As noted in ‘The Commissioning Process Guideline 0’, the ASHRAE Commissioning Process is broken into 5 Stages: Pre-Design, Design, Construction [Pre-Construction, Construction, Commissioning], Occupancy and Operations, and Continuous Commissioning.

🔗 To read more about the ASHRAE Commissioning Process and how to deploy it, see our detailed article | THE COMMISSIONING PROCESS | Explained [with download flow]

It outlines the steps, tasks, responsibilities, and activities required to ensure that a data center’s systems, equipment, and services are commissioned, completed, and documented in a structured, methodical way.

  • Pre-Design Stage: The Pre-Design Stage involves forming a commissioning team, defining the owner’s requirements, establishing design principles, budgeting, planning, creating report formats, setting acceptance criteria, managing documentation, and identifying training needs for a systematic commissioning process.
  • Design Stage: Stage 2, encompasses two key aspects: evaluating building systems and advancing commissioning from pre-design to pre-construction. Activities include monitoring/updating project requirements, managing design principles, conducting reviews, holding meetings/workshops, creating checklists, selecting monitoring software, finalizing templates, developing commissioning and training programs, structuring O&M processes, and refining commissioning scope, plan, and budgets. Additionally, involvement in contractor tenders occurs.

_Provided data_:
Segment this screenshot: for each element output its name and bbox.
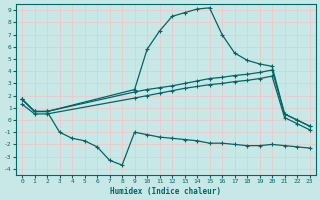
...
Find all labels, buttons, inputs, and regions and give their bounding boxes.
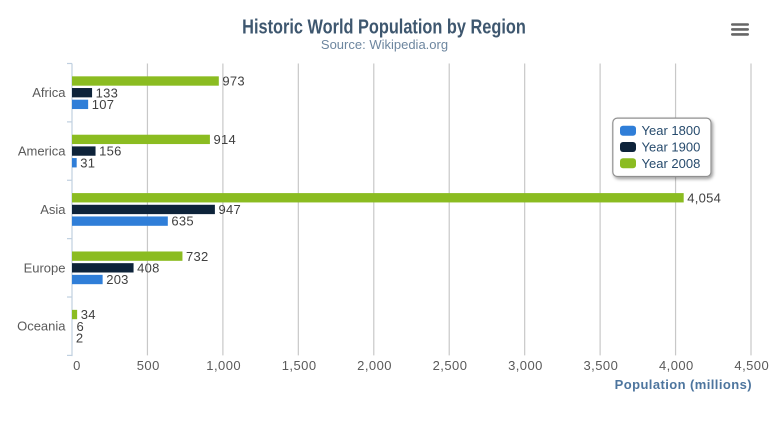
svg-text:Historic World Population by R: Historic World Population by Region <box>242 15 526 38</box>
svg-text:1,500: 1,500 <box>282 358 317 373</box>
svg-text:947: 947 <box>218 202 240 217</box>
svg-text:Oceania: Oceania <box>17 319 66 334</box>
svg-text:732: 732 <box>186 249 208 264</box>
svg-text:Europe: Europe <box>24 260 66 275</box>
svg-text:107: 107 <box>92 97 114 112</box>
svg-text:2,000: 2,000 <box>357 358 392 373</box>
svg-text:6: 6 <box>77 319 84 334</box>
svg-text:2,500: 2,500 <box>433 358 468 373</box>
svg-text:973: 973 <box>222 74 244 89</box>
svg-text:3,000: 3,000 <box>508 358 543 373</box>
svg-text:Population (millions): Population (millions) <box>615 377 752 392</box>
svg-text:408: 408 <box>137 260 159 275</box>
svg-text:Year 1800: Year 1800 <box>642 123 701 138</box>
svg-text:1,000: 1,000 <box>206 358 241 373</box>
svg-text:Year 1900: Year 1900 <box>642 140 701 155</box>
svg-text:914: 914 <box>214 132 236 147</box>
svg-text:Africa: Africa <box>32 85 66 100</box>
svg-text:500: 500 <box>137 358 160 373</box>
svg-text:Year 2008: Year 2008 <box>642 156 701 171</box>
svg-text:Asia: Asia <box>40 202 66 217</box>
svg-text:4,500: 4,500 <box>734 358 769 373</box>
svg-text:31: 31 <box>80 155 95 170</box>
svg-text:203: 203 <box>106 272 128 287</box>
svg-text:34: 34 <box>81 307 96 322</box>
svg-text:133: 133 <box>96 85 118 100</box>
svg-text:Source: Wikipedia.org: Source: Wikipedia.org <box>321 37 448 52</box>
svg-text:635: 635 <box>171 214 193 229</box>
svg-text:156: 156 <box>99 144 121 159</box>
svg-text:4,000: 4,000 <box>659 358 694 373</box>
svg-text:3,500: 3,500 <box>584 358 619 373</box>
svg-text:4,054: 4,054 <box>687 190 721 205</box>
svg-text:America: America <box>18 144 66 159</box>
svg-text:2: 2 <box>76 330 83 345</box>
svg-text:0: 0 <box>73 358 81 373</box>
---
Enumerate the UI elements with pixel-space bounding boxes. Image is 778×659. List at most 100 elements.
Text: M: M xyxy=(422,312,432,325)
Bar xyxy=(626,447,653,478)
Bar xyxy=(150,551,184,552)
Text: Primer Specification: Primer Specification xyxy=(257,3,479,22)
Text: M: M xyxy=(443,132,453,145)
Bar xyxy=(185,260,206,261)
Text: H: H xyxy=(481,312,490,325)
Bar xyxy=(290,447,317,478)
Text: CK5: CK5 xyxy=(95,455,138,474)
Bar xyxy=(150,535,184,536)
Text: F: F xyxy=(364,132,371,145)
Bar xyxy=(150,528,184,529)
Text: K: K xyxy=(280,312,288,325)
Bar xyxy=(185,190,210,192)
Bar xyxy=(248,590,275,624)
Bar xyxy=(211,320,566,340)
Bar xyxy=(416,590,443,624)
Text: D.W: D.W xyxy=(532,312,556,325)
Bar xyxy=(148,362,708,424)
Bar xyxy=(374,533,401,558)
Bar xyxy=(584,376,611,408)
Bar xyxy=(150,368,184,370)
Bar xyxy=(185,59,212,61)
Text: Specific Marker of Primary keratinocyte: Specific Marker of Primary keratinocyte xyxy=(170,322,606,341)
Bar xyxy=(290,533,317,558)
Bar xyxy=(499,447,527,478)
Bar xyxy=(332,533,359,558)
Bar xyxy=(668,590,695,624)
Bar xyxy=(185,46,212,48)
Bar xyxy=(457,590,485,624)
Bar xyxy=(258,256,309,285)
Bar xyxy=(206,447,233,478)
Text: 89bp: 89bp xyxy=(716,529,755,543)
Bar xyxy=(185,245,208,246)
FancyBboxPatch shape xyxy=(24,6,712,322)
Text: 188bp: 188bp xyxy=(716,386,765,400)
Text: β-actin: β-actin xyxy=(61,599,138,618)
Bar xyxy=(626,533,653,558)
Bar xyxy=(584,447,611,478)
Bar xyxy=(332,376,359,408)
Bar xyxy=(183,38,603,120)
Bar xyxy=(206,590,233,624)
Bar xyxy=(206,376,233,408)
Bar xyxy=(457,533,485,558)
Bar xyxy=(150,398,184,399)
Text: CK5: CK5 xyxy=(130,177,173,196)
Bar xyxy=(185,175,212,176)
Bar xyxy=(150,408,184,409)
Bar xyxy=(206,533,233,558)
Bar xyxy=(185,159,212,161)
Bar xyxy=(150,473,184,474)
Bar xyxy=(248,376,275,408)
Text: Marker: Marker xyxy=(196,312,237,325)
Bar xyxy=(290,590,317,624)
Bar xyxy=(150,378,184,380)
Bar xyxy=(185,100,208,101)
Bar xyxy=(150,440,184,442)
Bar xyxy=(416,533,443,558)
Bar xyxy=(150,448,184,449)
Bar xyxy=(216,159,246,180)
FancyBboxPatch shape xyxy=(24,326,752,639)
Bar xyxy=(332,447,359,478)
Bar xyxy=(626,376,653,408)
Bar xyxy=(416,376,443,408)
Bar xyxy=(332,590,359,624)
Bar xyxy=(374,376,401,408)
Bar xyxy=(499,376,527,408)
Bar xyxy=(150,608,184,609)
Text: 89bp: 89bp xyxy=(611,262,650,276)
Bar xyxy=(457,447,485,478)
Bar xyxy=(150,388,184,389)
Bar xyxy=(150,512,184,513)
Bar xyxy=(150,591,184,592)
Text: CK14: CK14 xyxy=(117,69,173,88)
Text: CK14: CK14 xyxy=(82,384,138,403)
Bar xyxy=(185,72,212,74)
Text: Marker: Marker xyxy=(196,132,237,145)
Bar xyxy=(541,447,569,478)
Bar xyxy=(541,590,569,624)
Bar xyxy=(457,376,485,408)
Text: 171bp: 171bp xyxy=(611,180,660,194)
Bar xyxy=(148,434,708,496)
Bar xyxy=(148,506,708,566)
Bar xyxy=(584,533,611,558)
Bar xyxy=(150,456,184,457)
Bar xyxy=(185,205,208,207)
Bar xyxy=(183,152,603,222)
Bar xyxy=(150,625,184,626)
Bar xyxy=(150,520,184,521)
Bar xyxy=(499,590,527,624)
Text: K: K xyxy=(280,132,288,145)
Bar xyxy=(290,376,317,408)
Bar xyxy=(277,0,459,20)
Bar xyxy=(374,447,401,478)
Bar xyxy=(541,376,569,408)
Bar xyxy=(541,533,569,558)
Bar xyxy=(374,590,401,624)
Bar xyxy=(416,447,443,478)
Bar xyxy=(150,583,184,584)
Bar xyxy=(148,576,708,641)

_Instruction_:
In one to three sentences, please explain what the activities of the Pre-Design Stage are meant to achieve, according to the commissioning excerpt.

_Answer to this task_:
The Pre-Design Stage's activities are meant to lay the groundwork for a systematic commissioning process. These activities are forming a commissioning team, defining the owner's requirements, establishing design principles, budgeting, planning, creating report formats, setting acceptance criteria, managing documentation, and identifying training needs.